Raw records
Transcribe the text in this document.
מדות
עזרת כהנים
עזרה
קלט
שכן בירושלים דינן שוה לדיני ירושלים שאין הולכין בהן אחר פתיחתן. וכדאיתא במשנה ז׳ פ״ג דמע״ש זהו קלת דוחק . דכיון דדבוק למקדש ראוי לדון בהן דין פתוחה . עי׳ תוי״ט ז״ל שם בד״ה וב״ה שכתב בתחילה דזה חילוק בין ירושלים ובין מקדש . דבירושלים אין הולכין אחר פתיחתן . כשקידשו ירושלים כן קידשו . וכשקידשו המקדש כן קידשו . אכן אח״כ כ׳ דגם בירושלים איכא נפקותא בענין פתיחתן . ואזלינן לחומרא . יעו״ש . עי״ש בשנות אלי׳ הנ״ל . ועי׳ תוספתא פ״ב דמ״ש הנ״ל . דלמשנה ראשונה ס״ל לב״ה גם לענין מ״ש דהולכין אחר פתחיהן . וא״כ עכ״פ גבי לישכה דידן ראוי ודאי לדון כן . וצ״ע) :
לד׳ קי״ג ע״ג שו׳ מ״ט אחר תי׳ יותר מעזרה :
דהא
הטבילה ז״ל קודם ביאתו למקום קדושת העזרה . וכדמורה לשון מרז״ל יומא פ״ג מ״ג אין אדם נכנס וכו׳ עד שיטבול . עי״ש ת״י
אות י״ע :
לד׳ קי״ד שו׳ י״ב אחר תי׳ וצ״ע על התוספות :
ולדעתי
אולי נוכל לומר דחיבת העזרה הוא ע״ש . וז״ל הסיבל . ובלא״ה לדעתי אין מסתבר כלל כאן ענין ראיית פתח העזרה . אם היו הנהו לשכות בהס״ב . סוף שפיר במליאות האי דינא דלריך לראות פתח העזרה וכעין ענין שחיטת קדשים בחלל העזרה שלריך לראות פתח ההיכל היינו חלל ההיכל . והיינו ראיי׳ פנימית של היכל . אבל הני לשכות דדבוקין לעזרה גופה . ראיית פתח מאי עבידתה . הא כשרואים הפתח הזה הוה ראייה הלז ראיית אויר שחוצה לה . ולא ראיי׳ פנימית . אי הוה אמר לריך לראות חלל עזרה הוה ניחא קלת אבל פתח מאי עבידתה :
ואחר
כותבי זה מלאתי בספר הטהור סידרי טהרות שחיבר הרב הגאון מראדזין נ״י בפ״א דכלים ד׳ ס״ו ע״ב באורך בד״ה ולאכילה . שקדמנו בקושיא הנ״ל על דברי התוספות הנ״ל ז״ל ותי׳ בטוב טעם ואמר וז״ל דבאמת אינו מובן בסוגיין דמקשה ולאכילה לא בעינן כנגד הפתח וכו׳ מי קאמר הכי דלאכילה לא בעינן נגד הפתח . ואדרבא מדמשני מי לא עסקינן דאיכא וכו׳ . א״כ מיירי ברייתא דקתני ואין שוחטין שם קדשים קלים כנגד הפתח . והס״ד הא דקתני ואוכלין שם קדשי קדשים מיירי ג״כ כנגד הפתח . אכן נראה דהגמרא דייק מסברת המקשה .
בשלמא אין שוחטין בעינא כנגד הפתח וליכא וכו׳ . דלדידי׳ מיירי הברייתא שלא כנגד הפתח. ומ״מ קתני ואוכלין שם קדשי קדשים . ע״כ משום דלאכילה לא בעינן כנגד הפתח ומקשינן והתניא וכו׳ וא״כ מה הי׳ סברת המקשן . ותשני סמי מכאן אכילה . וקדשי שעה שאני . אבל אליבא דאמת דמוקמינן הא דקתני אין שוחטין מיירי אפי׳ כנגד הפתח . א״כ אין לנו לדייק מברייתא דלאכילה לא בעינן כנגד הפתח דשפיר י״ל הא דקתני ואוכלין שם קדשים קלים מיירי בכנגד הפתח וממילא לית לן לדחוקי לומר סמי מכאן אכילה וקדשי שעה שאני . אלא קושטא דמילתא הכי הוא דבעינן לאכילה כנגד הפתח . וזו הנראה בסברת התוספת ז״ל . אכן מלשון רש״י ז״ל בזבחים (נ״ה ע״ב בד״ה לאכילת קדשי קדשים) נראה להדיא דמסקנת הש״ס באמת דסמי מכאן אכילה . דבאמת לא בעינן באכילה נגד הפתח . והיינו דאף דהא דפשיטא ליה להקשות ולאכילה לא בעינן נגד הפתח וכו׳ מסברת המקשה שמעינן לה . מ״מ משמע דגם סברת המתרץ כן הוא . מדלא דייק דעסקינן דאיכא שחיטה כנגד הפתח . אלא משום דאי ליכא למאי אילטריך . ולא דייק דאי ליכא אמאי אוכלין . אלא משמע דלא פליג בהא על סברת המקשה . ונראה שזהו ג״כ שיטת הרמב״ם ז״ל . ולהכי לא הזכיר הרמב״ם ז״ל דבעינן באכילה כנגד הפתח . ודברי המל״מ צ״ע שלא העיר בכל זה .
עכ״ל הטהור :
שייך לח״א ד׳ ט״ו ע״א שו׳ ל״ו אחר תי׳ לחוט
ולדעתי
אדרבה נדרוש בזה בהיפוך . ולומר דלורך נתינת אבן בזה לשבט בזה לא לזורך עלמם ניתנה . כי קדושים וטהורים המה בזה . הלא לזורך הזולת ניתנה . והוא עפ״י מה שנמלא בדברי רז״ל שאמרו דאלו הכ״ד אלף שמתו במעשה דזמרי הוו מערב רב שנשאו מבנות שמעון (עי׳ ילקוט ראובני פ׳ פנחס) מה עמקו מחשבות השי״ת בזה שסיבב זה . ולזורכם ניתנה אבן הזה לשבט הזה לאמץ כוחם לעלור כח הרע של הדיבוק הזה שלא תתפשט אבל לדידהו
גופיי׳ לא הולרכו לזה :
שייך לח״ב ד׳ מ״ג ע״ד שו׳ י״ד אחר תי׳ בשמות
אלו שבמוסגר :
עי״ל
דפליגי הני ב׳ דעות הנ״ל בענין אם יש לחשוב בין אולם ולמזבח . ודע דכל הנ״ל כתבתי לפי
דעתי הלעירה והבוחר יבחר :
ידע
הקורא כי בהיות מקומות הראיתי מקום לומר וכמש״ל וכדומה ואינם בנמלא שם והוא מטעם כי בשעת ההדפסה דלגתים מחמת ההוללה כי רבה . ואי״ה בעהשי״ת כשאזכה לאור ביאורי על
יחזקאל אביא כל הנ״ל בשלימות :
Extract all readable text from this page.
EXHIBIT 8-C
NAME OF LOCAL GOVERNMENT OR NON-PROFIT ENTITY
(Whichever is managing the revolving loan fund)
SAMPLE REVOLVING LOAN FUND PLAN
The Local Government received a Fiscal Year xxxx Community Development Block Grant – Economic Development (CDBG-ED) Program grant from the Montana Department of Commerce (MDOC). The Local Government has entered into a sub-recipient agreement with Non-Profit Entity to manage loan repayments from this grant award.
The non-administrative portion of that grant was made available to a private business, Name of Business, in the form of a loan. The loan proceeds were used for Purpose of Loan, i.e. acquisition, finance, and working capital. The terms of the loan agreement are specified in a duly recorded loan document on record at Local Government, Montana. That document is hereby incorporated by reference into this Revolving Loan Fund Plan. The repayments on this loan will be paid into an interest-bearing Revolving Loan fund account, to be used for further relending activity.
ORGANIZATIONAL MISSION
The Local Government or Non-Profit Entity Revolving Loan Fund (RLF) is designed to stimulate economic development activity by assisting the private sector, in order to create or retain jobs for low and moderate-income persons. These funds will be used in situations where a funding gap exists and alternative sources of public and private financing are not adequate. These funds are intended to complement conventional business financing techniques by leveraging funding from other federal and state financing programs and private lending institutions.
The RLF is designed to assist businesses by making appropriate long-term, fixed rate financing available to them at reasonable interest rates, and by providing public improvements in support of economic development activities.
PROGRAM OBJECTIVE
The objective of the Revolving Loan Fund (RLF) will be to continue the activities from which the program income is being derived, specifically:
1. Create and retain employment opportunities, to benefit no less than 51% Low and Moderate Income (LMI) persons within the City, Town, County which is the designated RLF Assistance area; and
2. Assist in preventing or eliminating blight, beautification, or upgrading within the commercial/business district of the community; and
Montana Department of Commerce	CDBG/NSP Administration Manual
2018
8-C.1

Exercise prompt = Only a number is expected here: the count of lines in the listing that hold the string "text".

Answer to this exercise = 2